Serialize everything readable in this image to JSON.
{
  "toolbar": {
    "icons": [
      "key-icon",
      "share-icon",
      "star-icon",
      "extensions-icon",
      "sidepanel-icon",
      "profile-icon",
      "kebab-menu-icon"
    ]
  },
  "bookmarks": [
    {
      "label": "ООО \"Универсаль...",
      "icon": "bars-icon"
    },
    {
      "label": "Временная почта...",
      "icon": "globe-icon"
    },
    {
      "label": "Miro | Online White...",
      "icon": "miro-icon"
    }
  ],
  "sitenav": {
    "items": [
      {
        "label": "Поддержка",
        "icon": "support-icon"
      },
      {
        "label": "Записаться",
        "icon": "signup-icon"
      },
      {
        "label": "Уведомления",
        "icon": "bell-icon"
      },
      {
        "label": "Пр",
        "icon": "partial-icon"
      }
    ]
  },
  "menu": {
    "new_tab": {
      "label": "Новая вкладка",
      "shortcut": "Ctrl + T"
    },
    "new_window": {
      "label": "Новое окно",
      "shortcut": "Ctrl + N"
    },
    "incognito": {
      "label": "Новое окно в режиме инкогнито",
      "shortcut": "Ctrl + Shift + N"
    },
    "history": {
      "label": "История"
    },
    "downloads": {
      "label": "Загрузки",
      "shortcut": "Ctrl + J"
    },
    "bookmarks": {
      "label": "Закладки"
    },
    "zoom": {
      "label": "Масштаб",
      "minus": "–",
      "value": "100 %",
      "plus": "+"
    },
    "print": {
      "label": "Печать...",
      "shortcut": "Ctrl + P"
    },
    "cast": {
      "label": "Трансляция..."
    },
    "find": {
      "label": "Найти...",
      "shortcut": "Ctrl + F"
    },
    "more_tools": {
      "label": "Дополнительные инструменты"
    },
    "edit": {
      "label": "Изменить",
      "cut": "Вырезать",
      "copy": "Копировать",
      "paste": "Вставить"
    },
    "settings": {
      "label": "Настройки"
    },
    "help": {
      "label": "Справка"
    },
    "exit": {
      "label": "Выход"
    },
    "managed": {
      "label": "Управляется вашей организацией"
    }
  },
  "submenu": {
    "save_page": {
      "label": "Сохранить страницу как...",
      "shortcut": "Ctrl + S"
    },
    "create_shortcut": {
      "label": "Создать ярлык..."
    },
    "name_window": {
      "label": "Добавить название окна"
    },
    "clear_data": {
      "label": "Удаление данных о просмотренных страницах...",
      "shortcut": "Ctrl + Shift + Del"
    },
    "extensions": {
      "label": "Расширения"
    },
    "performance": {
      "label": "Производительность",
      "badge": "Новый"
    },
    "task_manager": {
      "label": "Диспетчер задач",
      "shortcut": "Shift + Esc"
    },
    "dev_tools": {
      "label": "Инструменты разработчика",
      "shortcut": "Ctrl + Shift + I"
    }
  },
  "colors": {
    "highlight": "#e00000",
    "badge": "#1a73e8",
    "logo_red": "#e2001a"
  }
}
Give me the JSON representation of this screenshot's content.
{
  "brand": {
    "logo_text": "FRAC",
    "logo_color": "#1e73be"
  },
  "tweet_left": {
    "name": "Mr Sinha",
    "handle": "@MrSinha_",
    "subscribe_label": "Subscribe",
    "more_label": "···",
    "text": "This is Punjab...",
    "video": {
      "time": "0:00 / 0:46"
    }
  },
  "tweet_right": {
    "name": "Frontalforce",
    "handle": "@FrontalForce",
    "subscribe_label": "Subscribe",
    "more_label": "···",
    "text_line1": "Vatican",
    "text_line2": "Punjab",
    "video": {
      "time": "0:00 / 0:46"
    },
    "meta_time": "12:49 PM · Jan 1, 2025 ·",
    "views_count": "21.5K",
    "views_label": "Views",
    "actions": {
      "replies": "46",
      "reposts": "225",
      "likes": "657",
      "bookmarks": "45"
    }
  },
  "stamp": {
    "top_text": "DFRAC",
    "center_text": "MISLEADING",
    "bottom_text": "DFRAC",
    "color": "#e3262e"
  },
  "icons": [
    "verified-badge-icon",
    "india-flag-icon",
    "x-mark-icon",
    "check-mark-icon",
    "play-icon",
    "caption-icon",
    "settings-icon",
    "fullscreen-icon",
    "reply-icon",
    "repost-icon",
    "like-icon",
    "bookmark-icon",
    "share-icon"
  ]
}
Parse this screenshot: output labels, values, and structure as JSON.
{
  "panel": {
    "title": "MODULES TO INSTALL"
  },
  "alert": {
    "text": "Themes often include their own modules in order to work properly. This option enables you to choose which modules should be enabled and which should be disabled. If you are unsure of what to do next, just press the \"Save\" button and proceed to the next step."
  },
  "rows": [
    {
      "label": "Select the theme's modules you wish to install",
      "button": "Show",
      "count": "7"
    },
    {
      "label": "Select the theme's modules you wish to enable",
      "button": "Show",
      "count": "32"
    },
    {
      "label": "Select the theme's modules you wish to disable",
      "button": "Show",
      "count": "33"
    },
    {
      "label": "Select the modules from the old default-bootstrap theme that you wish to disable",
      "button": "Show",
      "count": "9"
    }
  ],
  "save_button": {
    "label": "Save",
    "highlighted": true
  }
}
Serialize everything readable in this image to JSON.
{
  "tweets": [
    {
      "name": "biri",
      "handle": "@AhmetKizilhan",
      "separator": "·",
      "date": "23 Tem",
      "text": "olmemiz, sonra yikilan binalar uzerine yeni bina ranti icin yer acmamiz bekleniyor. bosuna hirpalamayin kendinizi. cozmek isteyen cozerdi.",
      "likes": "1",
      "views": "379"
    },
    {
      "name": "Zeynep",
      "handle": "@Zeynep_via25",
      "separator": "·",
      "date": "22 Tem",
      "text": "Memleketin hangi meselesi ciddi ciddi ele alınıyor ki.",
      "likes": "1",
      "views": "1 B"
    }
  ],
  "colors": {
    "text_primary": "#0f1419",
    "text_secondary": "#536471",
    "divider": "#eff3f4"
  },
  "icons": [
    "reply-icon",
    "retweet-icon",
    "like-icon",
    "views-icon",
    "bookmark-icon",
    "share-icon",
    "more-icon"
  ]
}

*Requirements:* Only a number is wanted: how many lines of the material include the word "handle".

*Output below:* 4